*DATASET ROWS*.
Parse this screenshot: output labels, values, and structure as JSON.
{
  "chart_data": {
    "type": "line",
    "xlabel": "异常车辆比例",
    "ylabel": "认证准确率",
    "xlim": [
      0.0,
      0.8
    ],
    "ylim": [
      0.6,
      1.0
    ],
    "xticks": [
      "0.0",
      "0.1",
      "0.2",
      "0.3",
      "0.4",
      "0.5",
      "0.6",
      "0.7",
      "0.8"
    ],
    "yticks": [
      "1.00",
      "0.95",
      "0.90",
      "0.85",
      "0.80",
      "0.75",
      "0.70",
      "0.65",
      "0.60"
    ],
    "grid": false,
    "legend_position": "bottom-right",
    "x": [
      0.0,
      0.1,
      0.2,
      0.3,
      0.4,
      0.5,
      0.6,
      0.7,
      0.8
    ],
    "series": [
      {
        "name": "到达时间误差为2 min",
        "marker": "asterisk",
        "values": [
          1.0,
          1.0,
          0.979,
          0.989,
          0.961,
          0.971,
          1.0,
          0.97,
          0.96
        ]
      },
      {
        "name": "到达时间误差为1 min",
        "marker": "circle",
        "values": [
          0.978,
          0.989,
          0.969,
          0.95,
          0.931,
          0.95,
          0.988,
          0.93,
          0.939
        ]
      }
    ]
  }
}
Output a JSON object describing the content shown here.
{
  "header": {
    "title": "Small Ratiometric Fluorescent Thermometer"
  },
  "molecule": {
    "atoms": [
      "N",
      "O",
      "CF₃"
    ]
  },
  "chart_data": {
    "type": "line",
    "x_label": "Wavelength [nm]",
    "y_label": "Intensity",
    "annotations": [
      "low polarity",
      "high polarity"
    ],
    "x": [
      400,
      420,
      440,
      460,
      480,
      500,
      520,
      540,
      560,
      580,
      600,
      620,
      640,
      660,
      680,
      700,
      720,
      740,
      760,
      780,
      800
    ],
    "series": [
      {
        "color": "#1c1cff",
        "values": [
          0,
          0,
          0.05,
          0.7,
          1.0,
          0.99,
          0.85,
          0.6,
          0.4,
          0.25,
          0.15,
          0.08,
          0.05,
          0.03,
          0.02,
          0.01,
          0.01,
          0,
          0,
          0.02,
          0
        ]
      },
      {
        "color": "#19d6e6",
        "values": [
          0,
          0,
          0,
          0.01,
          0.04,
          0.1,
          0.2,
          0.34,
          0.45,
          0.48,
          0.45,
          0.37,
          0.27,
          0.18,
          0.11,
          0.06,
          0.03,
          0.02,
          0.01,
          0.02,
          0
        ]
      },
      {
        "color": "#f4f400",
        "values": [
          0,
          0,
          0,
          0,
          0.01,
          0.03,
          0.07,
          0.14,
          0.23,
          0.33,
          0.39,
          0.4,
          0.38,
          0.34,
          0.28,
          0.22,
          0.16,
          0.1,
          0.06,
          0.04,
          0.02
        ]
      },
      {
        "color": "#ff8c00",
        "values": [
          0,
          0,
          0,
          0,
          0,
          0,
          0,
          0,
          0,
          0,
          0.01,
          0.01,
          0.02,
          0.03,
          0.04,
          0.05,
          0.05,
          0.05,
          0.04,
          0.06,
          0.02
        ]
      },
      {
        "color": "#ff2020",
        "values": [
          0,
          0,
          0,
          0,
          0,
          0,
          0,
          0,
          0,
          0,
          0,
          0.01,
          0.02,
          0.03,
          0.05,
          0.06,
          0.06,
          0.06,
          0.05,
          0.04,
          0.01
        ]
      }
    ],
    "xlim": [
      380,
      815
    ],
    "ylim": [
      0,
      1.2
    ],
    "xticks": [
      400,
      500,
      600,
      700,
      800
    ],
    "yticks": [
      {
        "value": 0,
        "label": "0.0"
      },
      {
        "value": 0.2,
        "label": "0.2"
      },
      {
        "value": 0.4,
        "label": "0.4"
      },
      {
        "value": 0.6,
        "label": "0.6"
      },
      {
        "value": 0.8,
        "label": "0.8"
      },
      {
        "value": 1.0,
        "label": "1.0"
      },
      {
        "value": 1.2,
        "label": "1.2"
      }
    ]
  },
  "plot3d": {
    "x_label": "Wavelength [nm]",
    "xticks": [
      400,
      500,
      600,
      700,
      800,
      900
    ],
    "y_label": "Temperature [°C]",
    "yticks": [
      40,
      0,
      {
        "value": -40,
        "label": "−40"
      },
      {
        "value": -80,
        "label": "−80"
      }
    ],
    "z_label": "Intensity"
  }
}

*YOUR TASK*. Copy all of the material word for word.

*COMPLETED EXERCISE*.
Parse this screenshot: output labels, values, and structure as JSON.
{
  "chart_data": {
    "type": "line",
    "xlabel": "异常车辆比例",
    "ylabel": "认证准确率",
    "xlim": [
      0.0,
      0.8
    ],
    "ylim": [
      0.6,
      1.0
    ],
    "xticks": [
      "0.0",
      "0.1",
      "0.2",
      "0.3",
      "0.4",
      "0.5",
      "0.6",
      "0.7",
      "0.8"
    ],
    "yticks": [
      "1.00",
      "0.95",
      "0.90",
      "0.85",
      "0.80",
      "0.75",
      "0.70",
      "0.65",
      "0.60"
    ],
    "grid": false,
    "legend_position": "bottom-right",
    "x": [
      0.0,
      0.1,
      0.2,
      0.3,
      0.4,
      0.5,
      0.6,
      0.7,
      0.8
    ],
    "series": [
      {
        "name": "到达时间误差为2 min",
        "marker": "asterisk",
        "values": [
          1.0,
          1.0,
          0.979,
          0.989,
          0.961,
          0.971,
          1.0,
          0.97,
          0.96
        ]
      },
      {
        "name": "到达时间误差为1 min",
        "marker": "circle",
        "values": [
          0.978,
          0.989,
          0.969,
          0.95,
          0.931,
          0.95,
          0.988,
          0.93,
          0.939
        ]
      }
    ]
  }
}
Output a JSON object describing the content shown here.
{
  "header": {
    "title": "Small Ratiometric Fluorescent Thermometer"
  },
  "molecule": {
    "atoms": [
      "N",
      "O",
      "CF₃"
    ]
  },
  "chart_data": {
    "type": "line",
    "x_label": "Wavelength [nm]",
    "y_label": "Intensity",
    "annotations": [
      "low polarity",
      "high polarity"
    ],
    "x": [
      400,
      420,
      440,
      460,
      480,
      500,
      520,
      540,
      560,
      580,
      600,
      620,
      640,
      660,
      680,
      700,
      720,
      740,
      760,
      780,
      800
    ],
    "series": [
      {
        "color": "#1c1cff",
        "values": [
          0,
          0,
          0.05,
          0.7,
          1.0,
          0.99,
          0.85,
          0.6,
          0.4,
          0.25,
          0.15,
          0.08,
          0.05,
          0.03,
          0.02,
          0.01,
          0.01,
          0,
          0,
          0.02,
          0
        ]
      },
      {
        "color": "#19d6e6",
        "values": [
          0,
          0,
          0,
          0.01,
          0.04,
          0.1,
          0.2,
          0.34,
          0.45,
          0.48,
          0.45,
          0.37,
          0.27,
          0.18,
          0.11,
          0.06,
          0.03,
          0.02,
          0.01,
          0.02,
          0
        ]
      },
      {
        "color": "#f4f400",
        "values": [
          0,
          0,
          0,
          0,
          0.01,
          0.03,
          0.07,
          0.14,
          0.23,
          0.33,
          0.39,
          0.4,
          0.38,
          0.34,
          0.28,
          0.22,
          0.16,
          0.1,
          0.06,
          0.04,
          0.02
        ]
      },
      {
        "color": "#ff8c00",
        "values": [
          0,
          0,
          0,
          0,
          0,
          0,
          0,
          0,
          0,
          0,
          0.01,
          0.01,
          0.02,
          0.03,
          0.04,
          0.05,
          0.05,
          0.05,
          0.04,
          0.06,
          0.02
        ]
      },
      {
        "color": "#ff2020",
        "values": [
          0,
          0,
          0,
          0,
          0,
          0,
          0,
          0,
          0,
          0,
          0,
          0.01,
          0.02,
          0.03,
          0.05,
          0.06,
          0.06,
          0.06,
          0.05,
          0.04,
          0.01
        ]
      }
    ],
    "xlim": [
      380,
      815
    ],
    "ylim": [
      0,
      1.2
    ],
    "xticks": [
      400,
      500,
      600,
      700,
      800
    ],
    "yticks": [
      {
        "value": 0,
        "label": "0.0"
      },
      {
        "value": 0.2,
        "label": "0.2"
      },
      {
        "value": 0.4,
        "label": "0.4"
      },
      {
        "value": 0.6,
        "label": "0.6"
      },
      {
        "value": 0.8,
        "label": "0.8"
      },
      {
        "value": 1.0,
        "label": "1.0"
      },
      {
        "value": 1.2,
        "label": "1.2"
      }
    ]
  },
  "plot3d": {
    "x_label": "Wavelength [nm]",
    "xticks": [
      400,
      500,
      600,
      700,
      800,
      900
    ],
    "y_label": "Temperature [°C]",
    "yticks": [
      40,
      0,
      {
        "value": -40,
        "label": "−40"
      },
      {
        "value": -80,
        "label": "−80"
      }
    ],
    "z_label": "Intensity"
  }
}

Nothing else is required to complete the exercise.